A depth buffer, also known as a z-buffer, is a type of data buffer used in computer graphics to represent depth information of objects in 3D space from a particular perspective. Depth buffers are an aid to rendering a scene to ensure that the correct polygons properly occlude other polygons. Z-buffering was first described in 1974 by Wolfgang Straßer in his PhD thesis on fast algorithms for rendering occluded objects. A similar solution to determining overlapping polygons is the painter's algorithm, which is capable of handling non-opaque scene elements, though at the cost of efficiency and incorrect results.

In a 3D-rendering pipeline, when an object is projected on the screen, the depth (z-value) of a generated fragment in the projected screen image is compared to the value already stored in the buffer (depth test), and replaces it if the new value is closer. It works in tandem with the rasterizer, which computes the colored values. The fragment output by the rasterizer is saved if it is not overlapped by another fragment.

When viewing an image containing partially or fully overlapping opaque objects or surfaces, it is not possible to fully see those objects that are farthest away from the viewer and behind other objects (i.e., some surfaces are hidden behind others). If there were no mechanism for managing overlapping surfaces, surfaces would render on top of each other, not caring if they are meant to be behind other objects. The identification and removal of these surfaces are called the hidden-surface problem. To check for overlap, the computer calculates the z-value of a pixel corresponding to the first object and compares it with the z-value at the same pixel location in the z-buffer. If the calculated z-value is smaller than the z-value already in the z-buffer (i.e., the new pixel is closer), then the current z-value in the z-buffer is replaced with the calculated value. This is repeated for all objects and surfaces in the scene (often in parallel). In the end, the z-buffer will allow correct reproduction of the usual depth perception: a close object hides one further away. This is called z-culling.

Annotated element entries
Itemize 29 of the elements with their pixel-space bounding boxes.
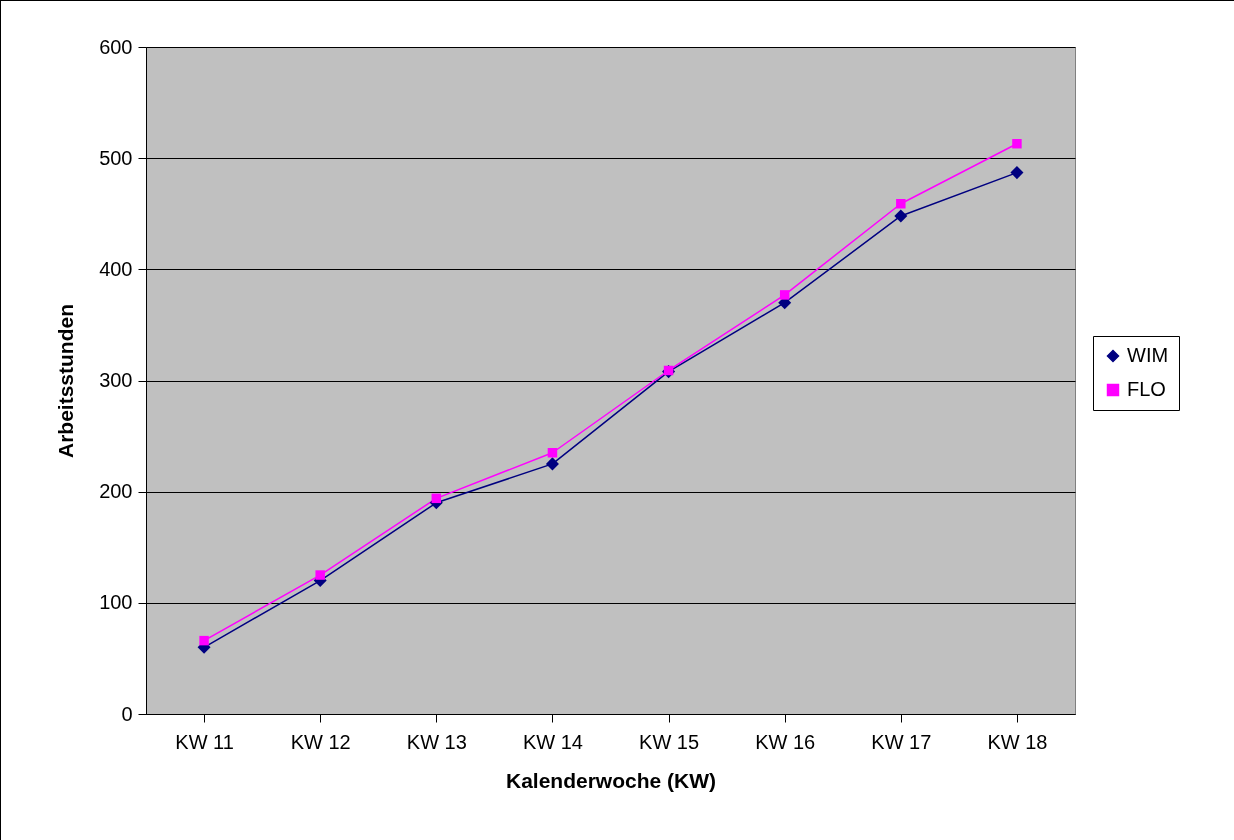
point <box>315 570 325 580</box>
x-tick-label: KW 14 <box>522 730 583 753</box>
point <box>779 290 790 300</box>
legend-label: FLO <box>1127 378 1166 400</box>
point <box>1010 166 1024 180</box>
point <box>894 209 908 223</box>
x-tick-label: KW 12 <box>290 730 351 753</box>
y-tick-label: 300 <box>99 369 133 391</box>
x-tick-label: KW 17 <box>871 730 932 753</box>
point <box>545 457 559 471</box>
point <box>199 635 209 646</box>
x-tick-label: KW 15 <box>639 730 700 753</box>
y-tick-label: 100 <box>99 591 133 614</box>
point <box>431 493 442 504</box>
point <box>896 199 906 209</box>
x-tick-label: KW 16 <box>755 730 816 753</box>
x-tick-label: KW 18 <box>987 730 1048 753</box>
y-tick-label: 400 <box>99 257 133 280</box>
point <box>1012 138 1022 149</box>
point <box>547 448 558 458</box>
legend-label: WIM <box>1127 344 1169 366</box>
y-tick-label: 600 <box>99 35 133 58</box>
x-tick-label: KW 11 <box>175 730 234 753</box>
y-tick-label: 200 <box>99 480 133 503</box>
y-axis-title: Arbeitsstunden <box>54 303 78 459</box>
y-tick-label: 0 <box>121 702 133 725</box>
x-tick-label: KW 13 <box>406 730 467 753</box>
x-axis-title: Kalenderwoche (KW) <box>505 768 717 792</box>
y-tick-label: 500 <box>99 146 133 169</box>
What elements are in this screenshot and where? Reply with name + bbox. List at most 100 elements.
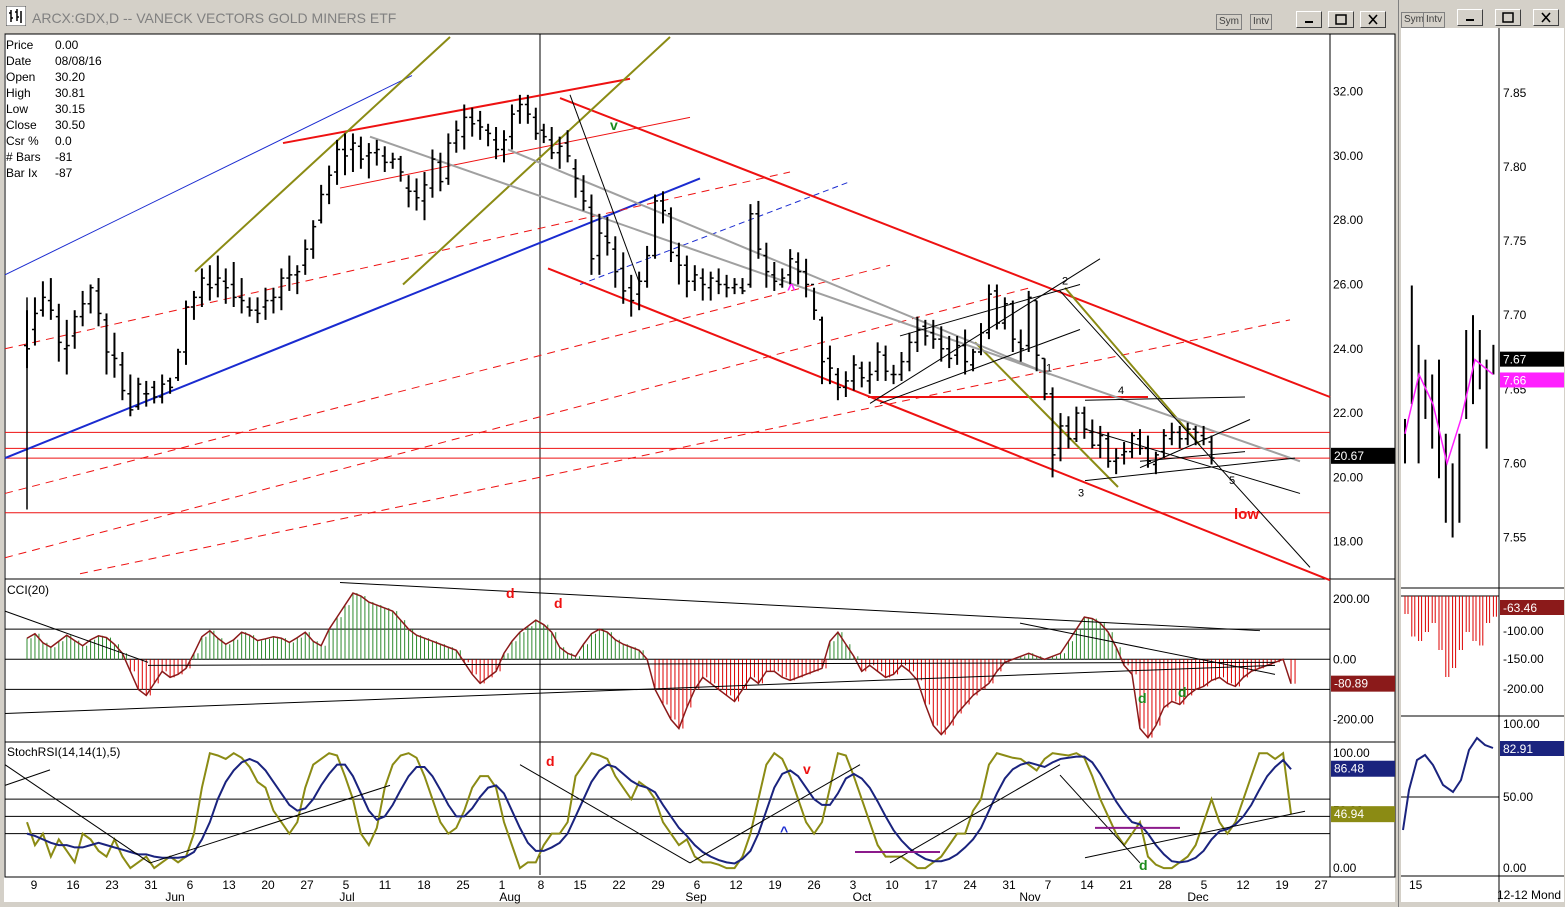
info-value: 0.0 [55,134,72,148]
price-bar [795,252,802,285]
stoch-y-tick: 0.00 [1333,861,1357,875]
price-bar [429,149,436,198]
price-bar [302,239,309,275]
price-bar [501,130,507,163]
x-month-label: Aug [499,890,520,904]
minimize-icon [1466,19,1474,21]
price-bar [71,310,78,349]
side-close-button[interactable] [1533,9,1559,26]
side-price-y-tick: 7.55 [1503,531,1527,545]
price-bar [993,284,1000,330]
price-bar [683,255,690,298]
intv-button[interactable]: Intv [1250,14,1273,30]
price-bar [628,274,635,317]
minimize-icon [1305,21,1313,23]
side-minimize-button[interactable] [1457,9,1483,26]
stoch-y-tick: 100.00 [1333,746,1370,760]
price-bar [477,110,484,140]
price-bar [1073,406,1080,442]
cci-letter-label: d [1138,690,1147,706]
x-day-label: 22 [612,878,626,892]
trend-line [282,77,631,145]
price-bar [779,268,786,288]
price-bar [349,133,356,172]
x-day-label: 19 [1275,878,1289,892]
price-bar [1113,448,1120,475]
x-day-label: 27 [300,878,314,892]
side-chart-area[interactable]: 7.857.807.757.707.657.607.557.677.66-100… [1399,0,1565,907]
side-stoch-y-tick: 0.00 [1503,861,1527,875]
price-bar [214,255,221,298]
price-bar [342,133,348,176]
side-chart-window: Sym Intv 7.85 7.80 7.75 7.70 7.65 7.60 7.55 7.6… [1398,0,1565,907]
price-bar [405,175,412,208]
maximize-icon [1335,14,1347,25]
price-bar [882,345,889,381]
info-value: 30.15 [55,102,86,116]
price-bar [1049,387,1056,478]
price-bar [318,184,325,224]
price-bar [548,127,555,160]
price-last-box [1331,447,1395,464]
price-bar [516,94,523,124]
price-bar [652,194,659,259]
price-bar [1001,297,1008,330]
x-day-label: 27 [1314,878,1328,892]
price-bar [485,123,492,147]
info-label: Bar Ix [6,166,38,180]
side-last-box-1 [1500,351,1564,367]
side-intv-button[interactable]: Intv [1423,12,1446,28]
cci-letter-label: d [1178,684,1187,700]
side-x-label: 12-12 Mond [1497,888,1561,902]
price-bar [222,268,229,304]
stoch-letter-label: d [1139,857,1148,873]
price-bar [978,323,984,356]
title-bar: ARCX:GDX,D -- VANECK VECTORS GOLD MINERS… [2,2,1394,32]
side-maximize-button[interactable] [1495,9,1521,26]
price-bar [596,213,603,275]
price-y-tick: 26.00 [1333,278,1363,292]
price-bar [787,249,794,285]
close-button[interactable] [1360,11,1386,28]
info-value: -81 [55,150,73,164]
stoch-last-value-2: 46.94 [1334,807,1364,821]
x-day-label: 20 [261,878,275,892]
trend-line [507,148,1051,376]
cci-trend-line [1019,622,1276,675]
price-bar [39,281,46,317]
stoch-last-box-2 [1331,806,1395,823]
price-bar [1105,432,1112,468]
side-price-y-tick: 7.70 [1503,308,1527,322]
price-bar [508,104,515,150]
price-bar [334,139,341,185]
cci-line [26,592,1292,739]
price-y-tick: 24.00 [1333,342,1363,356]
trend-line [4,287,1031,559]
price-bar [262,287,269,320]
maximize-button[interactable] [1328,11,1354,28]
price-bar [890,364,897,385]
trend-line [869,258,1101,404]
info-label: Open [6,70,36,84]
sym-button[interactable]: Sym [1216,14,1242,30]
price-bar [413,178,420,211]
cci-title: CCI(20) [7,583,49,597]
price-bar [667,207,674,262]
price-bar [723,274,730,298]
price-bar [381,146,388,172]
x-day-label: 6 [187,878,194,892]
main-chart-area[interactable]: CCI(20) StochRSI(14,14(1),5) 32.0030.002… [0,0,1398,907]
price-bar [87,284,94,314]
price-y-tick: 30.00 [1333,149,1363,163]
price-bar [636,271,643,311]
x-month-label: Dec [1187,890,1208,904]
side-price-y-tick: 7.85 [1503,86,1527,100]
x-day-label: 10 [885,878,899,892]
price-bar [660,191,666,224]
minimize-button[interactable] [1296,11,1322,28]
price-bar [453,120,460,153]
info-row: # Bars -81 [6,149,100,165]
price-bar [445,133,452,185]
price-bar [819,316,825,385]
price-bar [803,258,810,298]
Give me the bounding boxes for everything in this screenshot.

- _EXERCISE TASKS_:
a. Can you swap "painter's algorithm" for "depth-sort algorithm" and give the depth buffer text again, starting at "A depth buffer, also" and ending at "and incorrect results."?
b. Could you carry the depth buffer text on past its last sentence?

- _WRITTEN RESPONSES_:
a.
A depth buffer, also known as a z-buffer, is a type of data buffer used in computer graphics to represent depth information of objects in 3D space from a particular perspective. Depth buffers are an aid to rendering a scene to ensure that the correct polygons properly occlude other polygons. Z-buffering was first described in 1974 by Wolfgang Straßer in his PhD thesis on fast algorithms for rendering occluded objects. A similar solution to determining overlapping polygons is the depth-sort algorithm, which is capable of handling non-opaque scene elements, though at the cost of efficiency and incorrect results.

b.
The z-buffer has the same internal data structure as an image, namely a 2D-array, with the only difference being that it stores a single value for each screen pixel instead of color images that use 3 values to create color. This makes the z-buffer appear black-and-white because it is not storing color information. The buffer has the same dimensions as the screen buffer for consistency.

Primary visibility tests (such as back-face culling) and secondary visibility tests (such as overlap checks and screen clipping) are usually performed on objects' polygons in order to skip specific polygons that are unnecessary to render. Z-buffer, by comparison, is comparatively expensive, so performing primary and secondary visibility tests relieve the z-buffer of some duty.

The granularity of a z-buffer has a great influence on the scene quality: the traditional 16-bit z-buffer can result in artifacts (called "z-fighting" or stitching) when two objects are very close to each other. A more modern 24-bit or 32-bit z-buffer behaves much better, although the problem cannot be eliminated without additional algorithms. An 8-bit z-buffer is almost never used since it has too little precision.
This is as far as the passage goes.